### DATA PROVIDED
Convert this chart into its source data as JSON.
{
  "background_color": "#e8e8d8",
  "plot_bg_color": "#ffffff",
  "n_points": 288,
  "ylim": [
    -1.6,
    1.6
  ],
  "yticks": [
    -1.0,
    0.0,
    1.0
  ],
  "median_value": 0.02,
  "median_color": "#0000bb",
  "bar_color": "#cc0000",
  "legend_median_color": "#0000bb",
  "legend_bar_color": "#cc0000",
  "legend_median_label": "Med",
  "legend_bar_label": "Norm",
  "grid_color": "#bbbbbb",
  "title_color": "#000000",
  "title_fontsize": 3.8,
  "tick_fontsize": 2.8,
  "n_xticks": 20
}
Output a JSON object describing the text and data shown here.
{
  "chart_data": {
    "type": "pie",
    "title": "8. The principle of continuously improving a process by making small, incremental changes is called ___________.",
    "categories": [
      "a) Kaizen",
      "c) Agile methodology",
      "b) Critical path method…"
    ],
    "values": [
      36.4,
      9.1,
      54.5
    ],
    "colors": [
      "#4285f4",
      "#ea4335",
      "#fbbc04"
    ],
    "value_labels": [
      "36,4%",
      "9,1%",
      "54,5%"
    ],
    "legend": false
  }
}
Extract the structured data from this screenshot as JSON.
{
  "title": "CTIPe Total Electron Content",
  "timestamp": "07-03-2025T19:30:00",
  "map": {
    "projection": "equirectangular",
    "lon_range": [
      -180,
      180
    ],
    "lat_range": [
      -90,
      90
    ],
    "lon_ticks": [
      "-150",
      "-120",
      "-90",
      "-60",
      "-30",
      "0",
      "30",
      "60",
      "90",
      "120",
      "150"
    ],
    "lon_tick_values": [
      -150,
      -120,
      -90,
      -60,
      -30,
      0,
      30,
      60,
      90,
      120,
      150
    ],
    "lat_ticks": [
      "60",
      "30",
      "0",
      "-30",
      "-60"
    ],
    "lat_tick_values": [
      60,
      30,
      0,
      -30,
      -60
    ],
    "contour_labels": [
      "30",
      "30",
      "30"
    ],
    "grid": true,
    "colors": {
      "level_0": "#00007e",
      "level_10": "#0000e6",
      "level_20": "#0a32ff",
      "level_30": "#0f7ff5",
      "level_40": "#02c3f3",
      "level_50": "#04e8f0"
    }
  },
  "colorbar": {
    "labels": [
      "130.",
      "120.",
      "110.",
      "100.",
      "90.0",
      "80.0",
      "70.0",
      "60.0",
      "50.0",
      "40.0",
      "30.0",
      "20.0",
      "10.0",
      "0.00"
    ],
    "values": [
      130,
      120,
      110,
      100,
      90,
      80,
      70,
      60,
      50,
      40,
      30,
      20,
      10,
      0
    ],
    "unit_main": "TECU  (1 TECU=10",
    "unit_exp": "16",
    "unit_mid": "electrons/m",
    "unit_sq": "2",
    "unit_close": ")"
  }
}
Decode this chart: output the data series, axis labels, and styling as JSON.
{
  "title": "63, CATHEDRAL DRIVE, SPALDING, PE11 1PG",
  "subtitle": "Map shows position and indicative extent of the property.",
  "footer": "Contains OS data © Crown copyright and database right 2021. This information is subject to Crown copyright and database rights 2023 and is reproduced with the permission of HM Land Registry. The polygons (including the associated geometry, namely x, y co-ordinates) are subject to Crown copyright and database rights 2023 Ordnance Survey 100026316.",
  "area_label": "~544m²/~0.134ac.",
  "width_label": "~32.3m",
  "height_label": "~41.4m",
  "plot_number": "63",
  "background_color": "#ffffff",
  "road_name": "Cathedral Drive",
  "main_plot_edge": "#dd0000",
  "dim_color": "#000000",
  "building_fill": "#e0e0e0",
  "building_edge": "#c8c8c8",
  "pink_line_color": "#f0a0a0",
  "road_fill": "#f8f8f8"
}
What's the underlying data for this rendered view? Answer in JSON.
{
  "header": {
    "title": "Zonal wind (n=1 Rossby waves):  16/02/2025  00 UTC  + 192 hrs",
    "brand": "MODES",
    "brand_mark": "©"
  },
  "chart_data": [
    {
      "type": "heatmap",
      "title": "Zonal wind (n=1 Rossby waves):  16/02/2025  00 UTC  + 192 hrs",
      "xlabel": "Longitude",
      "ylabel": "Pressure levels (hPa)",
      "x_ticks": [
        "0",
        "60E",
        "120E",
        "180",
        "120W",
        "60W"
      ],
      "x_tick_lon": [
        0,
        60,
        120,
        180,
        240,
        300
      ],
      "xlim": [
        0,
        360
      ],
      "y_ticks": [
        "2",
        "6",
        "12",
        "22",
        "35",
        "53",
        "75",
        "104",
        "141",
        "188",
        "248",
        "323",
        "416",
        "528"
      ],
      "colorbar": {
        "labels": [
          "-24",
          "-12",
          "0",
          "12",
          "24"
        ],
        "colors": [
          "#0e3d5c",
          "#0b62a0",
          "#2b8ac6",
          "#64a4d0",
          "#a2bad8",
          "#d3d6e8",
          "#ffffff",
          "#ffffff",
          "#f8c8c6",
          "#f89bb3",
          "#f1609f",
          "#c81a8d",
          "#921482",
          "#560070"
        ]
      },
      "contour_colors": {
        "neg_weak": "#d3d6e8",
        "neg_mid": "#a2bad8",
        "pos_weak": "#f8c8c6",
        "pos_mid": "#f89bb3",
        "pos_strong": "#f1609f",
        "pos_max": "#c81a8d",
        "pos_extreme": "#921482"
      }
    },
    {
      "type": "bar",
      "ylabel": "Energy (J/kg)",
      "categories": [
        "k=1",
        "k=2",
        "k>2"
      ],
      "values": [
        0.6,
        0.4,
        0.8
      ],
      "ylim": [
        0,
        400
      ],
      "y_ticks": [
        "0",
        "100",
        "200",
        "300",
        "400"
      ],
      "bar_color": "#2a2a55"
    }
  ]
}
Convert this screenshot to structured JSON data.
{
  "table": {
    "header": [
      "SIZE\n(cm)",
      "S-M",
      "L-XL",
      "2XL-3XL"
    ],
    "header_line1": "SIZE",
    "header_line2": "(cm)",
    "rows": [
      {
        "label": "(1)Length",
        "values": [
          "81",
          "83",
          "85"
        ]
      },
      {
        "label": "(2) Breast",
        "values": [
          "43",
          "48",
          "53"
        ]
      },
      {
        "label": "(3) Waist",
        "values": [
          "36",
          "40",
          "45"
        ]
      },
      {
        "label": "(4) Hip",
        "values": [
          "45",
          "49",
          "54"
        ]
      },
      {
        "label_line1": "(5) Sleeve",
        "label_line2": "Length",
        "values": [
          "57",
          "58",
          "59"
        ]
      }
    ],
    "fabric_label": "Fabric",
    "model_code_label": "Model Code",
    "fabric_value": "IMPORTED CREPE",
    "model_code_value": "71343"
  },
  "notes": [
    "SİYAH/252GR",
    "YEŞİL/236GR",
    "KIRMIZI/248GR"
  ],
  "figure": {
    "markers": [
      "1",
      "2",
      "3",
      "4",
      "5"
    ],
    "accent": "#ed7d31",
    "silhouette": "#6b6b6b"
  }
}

### REQUIRED WORK
Give back the data above exactly as it appears.

### EXERCISE SOLUTION
Convert this chart into its source data as JSON.
{
  "background_color": "#e8e8d8",
  "plot_bg_color": "#ffffff",
  "n_points": 288,
  "ylim": [
    -1.6,
    1.6
  ],
  "yticks": [
    -1.0,
    0.0,
    1.0
  ],
  "median_value": 0.02,
  "median_color": "#0000bb",
  "bar_color": "#cc0000",
  "legend_median_color": "#0000bb",
  "legend_bar_color": "#cc0000",
  "legend_median_label": "Med",
  "legend_bar_label": "Norm",
  "grid_color": "#bbbbbb",
  "title_color": "#000000",
  "title_fontsize": 3.8,
  "tick_fontsize": 2.8,
  "n_xticks": 20
}
Output a JSON object describing the text and data shown here.
{
  "chart_data": {
    "type": "pie",
    "title": "8. The principle of continuously improving a process by making small, incremental changes is called ___________.",
    "categories": [
      "a) Kaizen",
      "c) Agile methodology",
      "b) Critical path method…"
    ],
    "values": [
      36.4,
      9.1,
      54.5
    ],
    "colors": [
      "#4285f4",
      "#ea4335",
      "#fbbc04"
    ],
    "value_labels": [
      "36,4%",
      "9,1%",
      "54,5%"
    ],
    "legend": false
  }
}
Extract the structured data from this screenshot as JSON.
{
  "title": "CTIPe Total Electron Content",
  "timestamp": "07-03-2025T19:30:00",
  "map": {
    "projection": "equirectangular",
    "lon_range": [
      -180,
      180
    ],
    "lat_range": [
      -90,
      90
    ],
    "lon_ticks": [
      "-150",
      "-120",
      "-90",
      "-60",
      "-30",
      "0",
      "30",
      "60",
      "90",
      "120",
      "150"
    ],
    "lon_tick_values": [
      -150,
      -120,
      -90,
      -60,
      -30,
      0,
      30,
      60,
      90,
      120,
      150
    ],
    "lat_ticks": [
      "60",
      "30",
      "0",
      "-30",
      "-60"
    ],
    "lat_tick_values": [
      60,
      30,
      0,
      -30,
      -60
    ],
    "contour_labels": [
      "30",
      "30",
      "30"
    ],
    "grid": true,
    "colors": {
      "level_0": "#00007e",
      "level_10": "#0000e6",
      "level_20": "#0a32ff",
      "level_30": "#0f7ff5",
      "level_40": "#02c3f3",
      "level_50": "#04e8f0"
    }
  },
  "colorbar": {
    "labels": [
      "130.",
      "120.",
      "110.",
      "100.",
      "90.0",
      "80.0",
      "70.0",
      "60.0",
      "50.0",
      "40.0",
      "30.0",
      "20.0",
      "10.0",
      "0.00"
    ],
    "values": [
      130,
      120,
      110,
      100,
      90,
      80,
      70,
      60,
      50,
      40,
      30,
      20,
      10,
      0
    ],
    "unit_main": "TECU  (1 TECU=10",
    "unit_exp": "16",
    "unit_mid": "electrons/m",
    "unit_sq": "2",
    "unit_close": ")"
  }
}
Decode this chart: output the data series, axis labels, and styling as JSON.
{
  "title": "63, CATHEDRAL DRIVE, SPALDING, PE11 1PG",
  "subtitle": "Map shows position and indicative extent of the property.",
  "footer": "Contains OS data © Crown copyright and database right 2021. This information is subject to Crown copyright and database rights 2023 and is reproduced with the permission of HM Land Registry. The polygons (including the associated geometry, namely x, y co-ordinates) are subject to Crown copyright and database rights 2023 Ordnance Survey 100026316.",
  "area_label": "~544m²/~0.134ac.",
  "width_label": "~32.3m",
  "height_label": "~41.4m",
  "plot_number": "63",
  "background_color": "#ffffff",
  "road_name": "Cathedral Drive",
  "main_plot_edge": "#dd0000",
  "dim_color": "#000000",
  "building_fill": "#e0e0e0",
  "building_edge": "#c8c8c8",
  "pink_line_color": "#f0a0a0",
  "road_fill": "#f8f8f8"
}
What's the underlying data for this rendered view? Answer in JSON.
{
  "header": {
    "title": "Zonal wind (n=1 Rossby waves):  16/02/2025  00 UTC  + 192 hrs",
    "brand": "MODES",
    "brand_mark": "©"
  },
  "chart_data": [
    {
      "type": "heatmap",
      "title": "Zonal wind (n=1 Rossby waves):  16/02/2025  00 UTC  + 192 hrs",
      "xlabel": "Longitude",
      "ylabel": "Pressure levels (hPa)",
      "x_ticks": [
        "0",
        "60E",
        "120E",
        "180",
        "120W",
        "60W"
      ],
      "x_tick_lon": [
        0,
        60,
        120,
        180,
        240,
        300
      ],
      "xlim": [
        0,
        360
      ],
      "y_ticks": [
        "2",
        "6",
        "12",
        "22",
        "35",
        "53",
        "75",
        "104",
        "141",
        "188",
        "248",
        "323",
        "416",
        "528"
      ],
      "colorbar": {
        "labels": [
          "-24",
          "-12",
          "0",
          "12",
          "24"
        ],
        "colors": [
          "#0e3d5c",
          "#0b62a0",
          "#2b8ac6",
          "#64a4d0",
          "#a2bad8",
          "#d3d6e8",
          "#ffffff",
          "#ffffff",
          "#f8c8c6",
          "#f89bb3",
          "#f1609f",
          "#c81a8d",
          "#921482",
          "#560070"
        ]
      },
      "contour_colors": {
        "neg_weak": "#d3d6e8",
        "neg_mid": "#a2bad8",
        "pos_weak": "#f8c8c6",
        "pos_mid": "#f89bb3",
        "pos_strong": "#f1609f",
        "pos_max": "#c81a8d",
        "pos_extreme": "#921482"
      }
    },
    {
      "type": "bar",
      "ylabel": "Energy (J/kg)",
      "categories": [
        "k=1",
        "k=2",
        "k>2"
      ],
      "values": [
        0.6,
        0.4,
        0.8
      ],
      "ylim": [
        0,
        400
      ],
      "y_ticks": [
        "0",
        "100",
        "200",
        "300",
        "400"
      ],
      "bar_color": "#2a2a55"
    }
  ]
}
Convert this screenshot to structured JSON data.
{
  "table": {
    "header": [
      "SIZE\n(cm)",
      "S-M",
      "L-XL",
      "2XL-3XL"
    ],
    "header_line1": "SIZE",
    "header_line2": "(cm)",
    "rows": [
      {
        "label": "(1)Length",
        "values": [
          "81",
          "83",
          "85"
        ]
      },
      {
        "label": "(2) Breast",
        "values": [
          "43",
          "48",
          "53"
        ]
      },
      {
        "label": "(3) Waist",
        "values": [
          "36",
          "40",
          "45"
        ]
      },
      {
        "label": "(4) Hip",
        "values": [
          "45",
          "49",
          "54"
        ]
      },
      {
        "label_line1": "(5) Sleeve",
        "label_line2": "Length",
        "values": [
          "57",
          "58",
          "59"
        ]
      }
    ],
    "fabric_label": "Fabric",
    "model_code_label": "Model Code",
    "fabric_value": "IMPORTED CREPE",
    "model_code_value": "71343"
  },
  "notes": [
    "SİYAH/252GR",
    "YEŞİL/236GR",
    "KIRMIZI/248GR"
  ],
  "figure": {
    "markers": [
      "1",
      "2",
      "3",
      "4",
      "5"
    ],
    "accent": "#ed7d31",
    "silhouette": "#6b6b6b"
  }
}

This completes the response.